SHORT EXERCISE
For each line of the data below that holds "title", copy the line.

>>>

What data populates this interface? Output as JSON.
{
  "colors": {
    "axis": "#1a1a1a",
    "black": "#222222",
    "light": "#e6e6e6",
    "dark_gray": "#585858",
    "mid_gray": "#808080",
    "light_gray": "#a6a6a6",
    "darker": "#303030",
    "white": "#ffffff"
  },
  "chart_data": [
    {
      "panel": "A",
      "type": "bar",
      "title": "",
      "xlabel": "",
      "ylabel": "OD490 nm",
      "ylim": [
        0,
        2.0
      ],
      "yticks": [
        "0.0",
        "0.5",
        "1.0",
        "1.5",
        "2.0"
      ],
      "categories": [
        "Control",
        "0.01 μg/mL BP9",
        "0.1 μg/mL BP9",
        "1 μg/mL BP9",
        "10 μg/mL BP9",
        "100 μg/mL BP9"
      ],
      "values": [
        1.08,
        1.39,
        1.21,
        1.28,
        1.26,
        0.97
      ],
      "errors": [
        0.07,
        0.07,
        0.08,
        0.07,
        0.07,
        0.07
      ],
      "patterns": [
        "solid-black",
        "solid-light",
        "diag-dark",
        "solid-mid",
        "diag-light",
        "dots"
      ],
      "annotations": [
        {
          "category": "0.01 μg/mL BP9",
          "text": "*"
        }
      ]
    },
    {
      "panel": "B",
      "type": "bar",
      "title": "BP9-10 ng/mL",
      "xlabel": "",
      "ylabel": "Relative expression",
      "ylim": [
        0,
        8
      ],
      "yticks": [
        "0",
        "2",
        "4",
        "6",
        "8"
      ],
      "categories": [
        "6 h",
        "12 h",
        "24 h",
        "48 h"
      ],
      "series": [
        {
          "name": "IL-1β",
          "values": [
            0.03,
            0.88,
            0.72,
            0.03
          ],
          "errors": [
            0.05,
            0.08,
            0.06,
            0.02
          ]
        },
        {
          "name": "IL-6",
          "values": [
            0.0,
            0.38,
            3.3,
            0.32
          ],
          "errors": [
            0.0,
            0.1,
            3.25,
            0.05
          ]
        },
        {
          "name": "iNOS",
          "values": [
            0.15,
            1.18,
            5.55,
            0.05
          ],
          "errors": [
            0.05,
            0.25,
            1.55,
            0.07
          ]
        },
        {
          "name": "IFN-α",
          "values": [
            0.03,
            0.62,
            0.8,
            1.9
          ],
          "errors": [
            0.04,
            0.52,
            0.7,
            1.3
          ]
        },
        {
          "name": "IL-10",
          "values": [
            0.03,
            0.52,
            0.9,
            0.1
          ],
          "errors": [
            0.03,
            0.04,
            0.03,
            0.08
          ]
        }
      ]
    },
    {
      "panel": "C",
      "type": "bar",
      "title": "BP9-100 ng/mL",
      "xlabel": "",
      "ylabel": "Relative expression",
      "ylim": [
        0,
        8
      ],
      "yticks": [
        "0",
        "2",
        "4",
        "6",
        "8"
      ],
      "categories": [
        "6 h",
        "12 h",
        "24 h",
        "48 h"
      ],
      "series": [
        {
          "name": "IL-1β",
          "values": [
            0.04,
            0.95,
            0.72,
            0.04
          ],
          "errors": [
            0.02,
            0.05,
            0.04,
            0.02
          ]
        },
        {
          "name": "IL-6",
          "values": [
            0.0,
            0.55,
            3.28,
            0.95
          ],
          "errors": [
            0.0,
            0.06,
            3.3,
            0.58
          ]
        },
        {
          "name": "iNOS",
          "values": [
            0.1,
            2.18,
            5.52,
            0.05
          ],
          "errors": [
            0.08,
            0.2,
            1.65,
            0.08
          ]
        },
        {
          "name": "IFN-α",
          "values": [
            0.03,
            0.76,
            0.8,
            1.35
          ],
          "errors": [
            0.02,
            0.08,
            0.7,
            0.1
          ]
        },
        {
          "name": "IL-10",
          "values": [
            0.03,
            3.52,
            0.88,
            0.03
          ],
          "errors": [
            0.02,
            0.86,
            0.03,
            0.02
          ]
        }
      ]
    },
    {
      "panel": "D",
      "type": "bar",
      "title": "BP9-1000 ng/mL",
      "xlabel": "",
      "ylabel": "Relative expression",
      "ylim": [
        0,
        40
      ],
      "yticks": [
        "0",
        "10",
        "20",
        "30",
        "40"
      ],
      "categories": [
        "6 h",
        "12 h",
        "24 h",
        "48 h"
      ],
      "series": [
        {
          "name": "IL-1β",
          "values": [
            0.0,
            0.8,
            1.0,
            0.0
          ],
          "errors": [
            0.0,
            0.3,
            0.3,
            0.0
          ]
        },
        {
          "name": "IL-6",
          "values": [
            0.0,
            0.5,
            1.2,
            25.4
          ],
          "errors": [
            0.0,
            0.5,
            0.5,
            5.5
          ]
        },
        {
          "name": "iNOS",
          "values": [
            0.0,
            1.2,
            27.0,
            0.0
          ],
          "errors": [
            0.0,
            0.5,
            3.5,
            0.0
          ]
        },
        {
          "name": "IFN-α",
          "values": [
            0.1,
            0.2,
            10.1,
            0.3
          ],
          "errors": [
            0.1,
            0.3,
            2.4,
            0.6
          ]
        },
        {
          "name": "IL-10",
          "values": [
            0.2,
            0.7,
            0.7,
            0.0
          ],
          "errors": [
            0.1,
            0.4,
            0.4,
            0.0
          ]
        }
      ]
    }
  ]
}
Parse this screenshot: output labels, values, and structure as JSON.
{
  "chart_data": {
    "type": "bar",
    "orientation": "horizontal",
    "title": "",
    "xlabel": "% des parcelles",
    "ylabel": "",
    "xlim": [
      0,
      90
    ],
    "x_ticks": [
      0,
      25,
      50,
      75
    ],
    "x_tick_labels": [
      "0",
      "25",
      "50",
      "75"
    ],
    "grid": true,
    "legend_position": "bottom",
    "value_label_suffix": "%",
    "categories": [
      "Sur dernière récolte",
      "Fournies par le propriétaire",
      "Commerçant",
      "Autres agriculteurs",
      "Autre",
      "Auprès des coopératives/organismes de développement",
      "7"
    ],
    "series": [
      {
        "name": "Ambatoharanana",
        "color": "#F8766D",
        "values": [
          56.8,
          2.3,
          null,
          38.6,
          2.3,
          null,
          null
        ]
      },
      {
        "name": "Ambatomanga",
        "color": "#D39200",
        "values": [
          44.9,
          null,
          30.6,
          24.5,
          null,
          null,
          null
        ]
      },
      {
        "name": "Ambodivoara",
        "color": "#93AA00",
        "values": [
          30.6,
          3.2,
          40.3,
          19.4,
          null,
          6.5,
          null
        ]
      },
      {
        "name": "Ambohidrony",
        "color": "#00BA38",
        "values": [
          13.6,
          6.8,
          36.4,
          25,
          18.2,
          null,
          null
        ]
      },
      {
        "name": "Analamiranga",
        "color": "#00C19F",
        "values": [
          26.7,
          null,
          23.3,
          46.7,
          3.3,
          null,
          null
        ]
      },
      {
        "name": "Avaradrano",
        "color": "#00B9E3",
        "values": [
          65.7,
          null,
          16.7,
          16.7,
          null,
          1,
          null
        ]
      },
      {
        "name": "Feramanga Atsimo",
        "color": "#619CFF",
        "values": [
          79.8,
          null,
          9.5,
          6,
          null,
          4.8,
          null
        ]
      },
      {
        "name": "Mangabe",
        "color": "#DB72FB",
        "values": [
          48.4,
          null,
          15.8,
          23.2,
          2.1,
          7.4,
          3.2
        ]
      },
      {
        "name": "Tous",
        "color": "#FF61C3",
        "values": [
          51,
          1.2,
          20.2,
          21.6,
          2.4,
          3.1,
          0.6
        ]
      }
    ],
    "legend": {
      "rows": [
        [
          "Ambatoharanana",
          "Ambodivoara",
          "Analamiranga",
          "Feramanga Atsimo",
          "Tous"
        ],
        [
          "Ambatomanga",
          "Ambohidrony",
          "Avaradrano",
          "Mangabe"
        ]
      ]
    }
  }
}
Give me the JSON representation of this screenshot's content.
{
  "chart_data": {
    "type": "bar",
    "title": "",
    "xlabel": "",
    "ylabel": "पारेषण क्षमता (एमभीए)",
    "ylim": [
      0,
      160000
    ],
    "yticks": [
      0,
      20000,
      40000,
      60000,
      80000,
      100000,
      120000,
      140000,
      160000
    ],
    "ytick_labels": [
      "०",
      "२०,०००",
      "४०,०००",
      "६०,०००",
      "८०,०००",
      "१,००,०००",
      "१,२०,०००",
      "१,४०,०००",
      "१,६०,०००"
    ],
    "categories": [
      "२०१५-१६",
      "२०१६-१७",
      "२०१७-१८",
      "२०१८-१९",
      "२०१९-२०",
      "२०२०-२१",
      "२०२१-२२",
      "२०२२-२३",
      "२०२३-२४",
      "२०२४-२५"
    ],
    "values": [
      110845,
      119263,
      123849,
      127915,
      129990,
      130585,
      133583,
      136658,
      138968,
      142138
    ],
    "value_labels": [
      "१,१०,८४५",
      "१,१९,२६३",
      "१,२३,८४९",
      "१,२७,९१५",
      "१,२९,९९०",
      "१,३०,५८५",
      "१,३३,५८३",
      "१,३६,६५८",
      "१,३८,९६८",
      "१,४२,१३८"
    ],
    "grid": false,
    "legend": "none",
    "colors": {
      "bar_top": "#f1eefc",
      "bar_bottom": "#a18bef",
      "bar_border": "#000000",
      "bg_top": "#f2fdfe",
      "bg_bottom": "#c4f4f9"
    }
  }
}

<<<

SOLUTION BELOW
      "title": "",
      "title": "BP9-10 ng/mL",
      "title": "BP9-100 ng/mL",
      "title": "BP9-1000 ng/mL",
    "title": "",
    "title": "",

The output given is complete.